─── Provided text ───

Clu. HDBSCAN
Performs Hierarchical Density-Based Spatial Clustering (HDBSCAN) and computes intrinsic metrics.
Clu. HDBSCAN
Processing
This brick groups your data points into clusters based on density using the HDBSCAN (Hierarchical Density-Based Spatial Clustering of Applications with Noise) algorithm. Unlike other methods (like K-Means), you do not need to specify the number of clusters in advance.
The brick analyzes the "density" of your data to find natural groupings. It identifies areas where data points are concentrated and separates them from areas where points are sparse. It also automatically detects outliers—data points that don't fit well into any cluster—and labels them as noise.
It calculates three intrinsic metrics (Silhouette Score, Calinski-Harabasz, and Davies-Bouldin) to help you evaluate how well the clusters are separated and defined.
Inputs
- data
- The dataset you want to cluster. This must contain only numerical values (integers, floats, or booleans). If your data contains text or dates, you must remove or encode them before using this brick.
Inputs Types
| Input | Types |
|---|---|
data |
DataFrame |
You can check the list of supported types here: Available Type Hints.
Outputs
- Clustered data
- The original input data with an additional column (default name:
cluster_id) indicating the group assignment for each row. A cluster ID of-1indicates "Noise", the algorithm determined this point does not belong to any specific cluster. - Metrics
- A summary of the clustering quality scores. Depending on your settings, this is returned as either a small table (DataFrame) or a list of key-value pairs (Dictionary).
The Metrics output contains the following specific data fields (keys or rows):
- Silhouette Score: Measures how similar an object is to its own cluster compared to other clusters. Ranges from -1 to 1 (higher is better).
- Calinski-Harabasz: The ratio of dispersion between and within clusters. Higher scores indicate better-defined clusters.
- Davies-Bouldin: The average similarity measure of each cluster with its most similar cluster. Lower scores indicate better separation.
Outputs Types
| Output | Types |
|---|---|
Clustered data |
DataFrame |
Metrics |
DataFrame, Dict |
You can check the list of supported types here: Available Type Hints.
Options
The Clu. HDBSCAN brick contains some changeable options:
- Min. Cluster Size
- The smallest number of data points allowed to form a valid cluster. Increasing this value prevents the creation of many tiny "micro-clusters," forcing the algorithm to find larger, more significant groups.
- Min. Samples
- Controls how conservative the clustering is. It determines how many neighbors a point needs to be considered a "core" part of a cluster. The larger the value, the more points will be declared as noise/outliers.
- Cluster Selection Epsilon
- A distance threshold that allows clusters to merge. If set above 0, clusters that are physically closer than this distance will be combined into a single group.
- Distance Metric
- The method used to calculate the distance between data points.
- Euclidean: Standard straight-line distance. Good for most general geometric data.

─── Supplied information ───

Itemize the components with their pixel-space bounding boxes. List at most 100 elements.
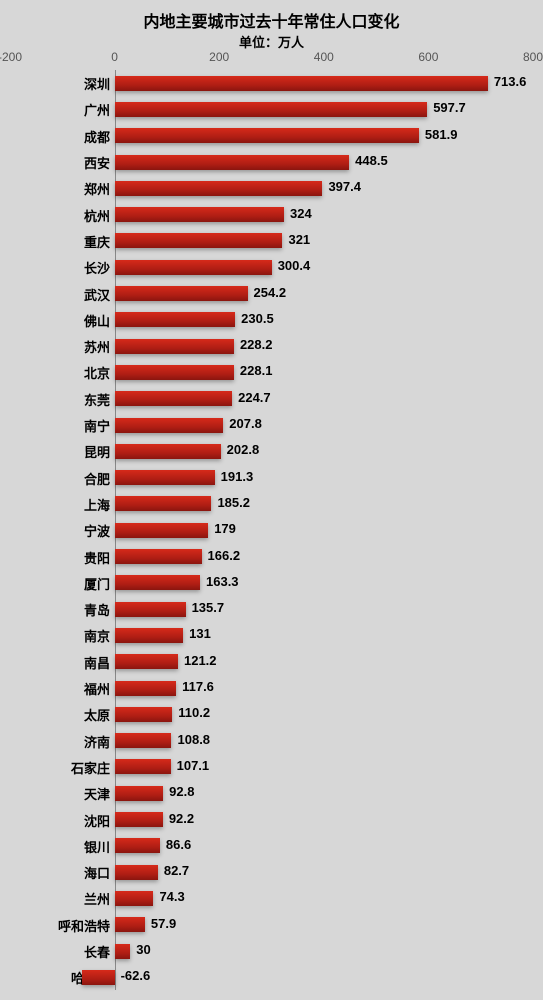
- x-tick-label: 400: [314, 50, 334, 64]
- bar: [115, 76, 488, 91]
- value-label: 86.6: [166, 837, 191, 852]
- city-label: 呼和浩特: [58, 916, 110, 935]
- value-label: 108.8: [178, 732, 211, 747]
- value-label: 185.2: [217, 495, 250, 510]
- city-label: 苏州: [84, 337, 110, 356]
- bar: [115, 339, 234, 354]
- value-label: 166.2: [208, 548, 241, 563]
- bar: [115, 312, 236, 327]
- city-label: 杭州: [84, 206, 110, 225]
- city-label: 北京: [84, 363, 110, 382]
- bar: [115, 391, 233, 406]
- bar: [115, 128, 419, 143]
- bar: [115, 286, 248, 301]
- bar: [115, 181, 323, 196]
- value-label: 207.8: [229, 416, 262, 431]
- city-label: 沈阳: [84, 811, 110, 830]
- value-label: 581.9: [425, 127, 458, 142]
- city-label: 兰州: [84, 889, 110, 908]
- bar: [115, 496, 212, 511]
- chart-subtitle: 单位：万人: [0, 32, 543, 51]
- bar: [115, 838, 160, 853]
- value-label: 300.4: [278, 258, 311, 273]
- city-label: 海口: [84, 863, 110, 882]
- bar: [115, 207, 284, 222]
- bar: [115, 365, 234, 380]
- bar: [115, 733, 172, 748]
- bar: [115, 575, 200, 590]
- city-label: 厦门: [84, 574, 110, 593]
- city-label: 上海: [84, 495, 110, 514]
- city-label: 南宁: [84, 416, 110, 435]
- value-label: 131: [189, 626, 211, 641]
- bar: [115, 628, 184, 643]
- bar: [115, 891, 154, 906]
- bar: [115, 944, 131, 959]
- value-label: 107.1: [177, 758, 210, 773]
- x-tick-label: -200: [0, 50, 22, 64]
- city-label: 青岛: [84, 600, 110, 619]
- value-label: 230.5: [241, 311, 274, 326]
- city-label: 宁波: [84, 521, 110, 540]
- city-label: 昆明: [84, 442, 110, 461]
- bar: [115, 102, 428, 117]
- bar: [115, 602, 186, 617]
- city-label: 重庆: [84, 232, 110, 251]
- city-label: 贵阳: [84, 548, 110, 567]
- x-tick-label: 600: [418, 50, 438, 64]
- value-label: 228.1: [240, 363, 273, 378]
- value-label: 179: [214, 521, 236, 536]
- value-label: 163.3: [206, 574, 239, 589]
- value-label: 121.2: [184, 653, 217, 668]
- city-label: 广州: [84, 100, 110, 119]
- value-label: -62.6: [121, 968, 151, 983]
- value-label: 135.7: [192, 600, 225, 615]
- bar: [115, 759, 171, 774]
- value-label: 321: [288, 232, 310, 247]
- bar: [115, 786, 164, 801]
- bar: [115, 917, 145, 932]
- value-label: 110.2: [178, 705, 210, 720]
- value-label: 82.7: [164, 863, 189, 878]
- bar: [115, 260, 272, 275]
- value-label: 92.8: [169, 784, 194, 799]
- city-label: 佛山: [84, 311, 110, 330]
- x-tick-label: 0: [111, 50, 118, 64]
- value-label: 202.8: [227, 442, 260, 457]
- city-label: 石家庄: [71, 758, 110, 777]
- city-label: 长春: [84, 942, 110, 961]
- city-label: 武汉: [84, 285, 110, 304]
- value-label: 448.5: [355, 153, 388, 168]
- bar: [115, 812, 163, 827]
- city-label: 东莞: [84, 390, 110, 409]
- city-label: 长沙: [84, 258, 110, 277]
- bar: [115, 418, 224, 433]
- city-label: 福州: [84, 679, 110, 698]
- bar: [115, 681, 177, 696]
- bar: [82, 970, 115, 985]
- value-label: 224.7: [238, 390, 271, 405]
- city-label: 郑州: [84, 179, 110, 198]
- value-label: 191.3: [221, 469, 254, 484]
- x-tick-label: 800: [523, 50, 543, 64]
- city-label: 济南: [84, 732, 110, 751]
- value-label: 74.3: [159, 889, 184, 904]
- bar: [115, 233, 283, 248]
- bar: [115, 654, 178, 669]
- bar: [115, 865, 158, 880]
- value-label: 324: [290, 206, 312, 221]
- bar: [115, 470, 215, 485]
- city-label: 南昌: [84, 653, 110, 672]
- bar: [115, 707, 173, 722]
- bar: [115, 549, 202, 564]
- value-label: 597.7: [433, 100, 466, 115]
- value-label: 228.2: [240, 337, 273, 352]
- city-label: 南京: [84, 626, 110, 645]
- city-label: 合肥: [84, 469, 110, 488]
- value-label: 254.2: [254, 285, 287, 300]
- value-label: 117.6: [182, 679, 214, 694]
- city-label: 深圳: [84, 74, 110, 93]
- bar: [115, 523, 209, 538]
- bar: [115, 155, 350, 170]
- chart-title: 内地主要城市过去十年常住人口变化: [0, 0, 543, 32]
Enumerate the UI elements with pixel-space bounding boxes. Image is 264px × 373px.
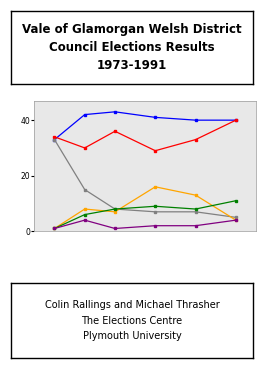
Text: Colin Rallings and Michael Thrasher
The Elections Centre
Plymouth University: Colin Rallings and Michael Thrasher The …: [45, 300, 219, 341]
Text: Vale of Glamorgan Welsh District
Council Elections Results
1973-1991: Vale of Glamorgan Welsh District Council…: [22, 23, 242, 72]
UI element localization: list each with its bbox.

───

__Task set__:
1) In one to three sentences, explain what the HDBSCAN documentation says happens when the Min. Cluster Size value is increased.
2) Continue the HDBSCAN documentation from its last line, the one about Euclidean distance.
The records are separate material and have nothing to do with the HDBSCAN documentation.

__Task responses__:
1) Raising Min. Cluster Size keeps the algorithm from creating many tiny "micro-clusters." That pushes it to find larger, more significant groups.

2)
- Manhattan: Grid-like distance (sum of absolute differences). Good for high-dimensional data.
- Chebyshev: The greatest difference along any single dimension.
- Cosine: Measures the angle between vectors rather than magnitude.
- Selection Method
- The strategy used to flatten the hierarchical tree into flat clusters.
- EOM (Excess of Mass): The standard method. It tends to produce clusters of varying densities and is usually the best choice.
- Leaf: Produces the most granular (fine-detailed) clustering possible. It tends to find many small, homogeneous clusters.
- Search Algorithm
- The internal algorithm used to find nearest neighbors.
- Auto: Automatically selects the best method based on the data structure.
- Brute: Compares every point to every other point (slow for large data).
- KD-Tree: Efficient for lower-dimensional data.
- Ball-Tree: Efficient for higher-dimensional data.
- Allow Single Cluster
- If enabled, allows the algorithm to determine that the entire dataset forms just one single cluster. By default, it prefers to find at least two or classify points as noise.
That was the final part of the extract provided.